== Text to read ==
How, then, can we live a life of peace and faith? How can we believe that God is in charge? Well, some of us can and some of us can’t. And some who can’t today will be able to tomorrow or next year. Because it all depends on how we see the world. We can either we see life through secular eyes (You’re born, you live, you die and that’s it.) or we can see through the sure and certain hope that God has bigger things in store for us; that deaths are commencements, beginnings. Nathan knew that. John knew that. How else could they have had such courage? Birth may not be the beginning of life in God for us, and death is surely not the end of life in God for us.

Amos the prophet tells of God saying that God is placing a plumb line in the midst of His people. I have always taken strength from that. They say that life is not black-and-white. I say it often. But there is this plumb line of God that tells us the right way to do. That assures us that God is good and we need to do the best we can to line up with that plumb line, God’s Word to us of right and wrong, of goodness and love.

In today’s life we face all kinds of unsettling and sometimes frightening events and possibilities. We are at war with terrorism, we are at war in Iraq and in Afghanistan, our economy has been having a terrible time. If we look at these things as the Alpha and the Omega, the whole of life, we surely are in danger of despairing. To despair is to say that God cannot help us.

But through that sure and certain hope, Jesus Christ is the Alpha and the Omega–the beginning and the end. He is wider and deeper and higher than human life and events. Violence, even death, are like books between bookends and the bookends are God, surrounding us with the arms of God’s safety.

From the beginning of time through this very day, life has not changed with regard to the mystery of evil in a world created by a God of love. Nor has life changed with regard to our need to see the life of this planet through our soul rather than through the world's eyes.

Way back in the 14th century a young girl named Julian, who lived in the English village of Norwich, prayed endlessly for a closer relationship with God. There was much suffering, violence and death all around her.

“ Writing in the midst of it all, with a mind full of compassion and a deep questioning of why so much suffering was ‘necessary’, Julian had an overwhelming vision of the love of God.”

She later had two visions of Jesus who spoke to her. About one of these experiences Julian said, “These words: You will not be overcome, were said very insistently and strongly (by Jesus), for certainty and strength against every tribulation which may come. He did not say you will not be assailed, you will not be belabored, you will not be disquieted, but he said: You will not be overcome.”

Julian’s Her lifelong passion was her “longing was to see people delivered from their pain and sorrow and released into the joy of God."
(From The Wisdom of Julian of Norwich, compiled and introduced by Monica Furlong; Copyright Eerdman’s Press, Grand Rapids Michigan)

== Data shown ==

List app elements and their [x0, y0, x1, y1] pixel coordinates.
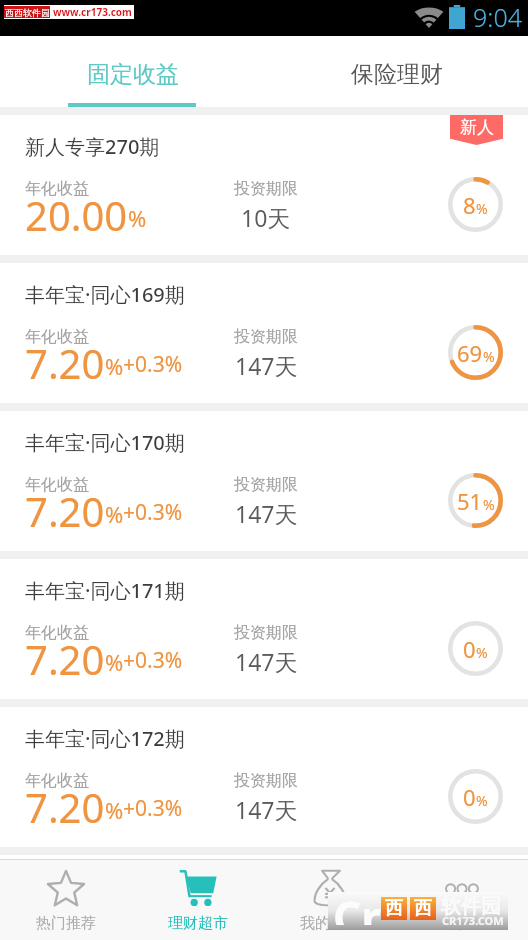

== Tasks to complete ==
A. Rewrite everything from "Amos the prophet" down to "goodness and love." in the reflection on faith, replacing "plumb line" with "measuring line".
B. Julian quotes Jesus on what he did not say in the reflection on faith. List each of those things.
The listing is separate material with no connection to the reflection on faith.

== Answers to the problems ==
A.
Amos the prophet tells of God saying that God is placing a measuring line in the midst of His people. I have always taken strength from that. They say that life is not black-and-white. I say it often. But there is this measuring line of God that tells us the right way to do. That assures us that God is good and we need to do the best we can to line up with that measuring line, God’s Word to us of right and wrong, of goodness and love.

B.
- You will not be assailed
- You will not be belabored
- You will not be disquieted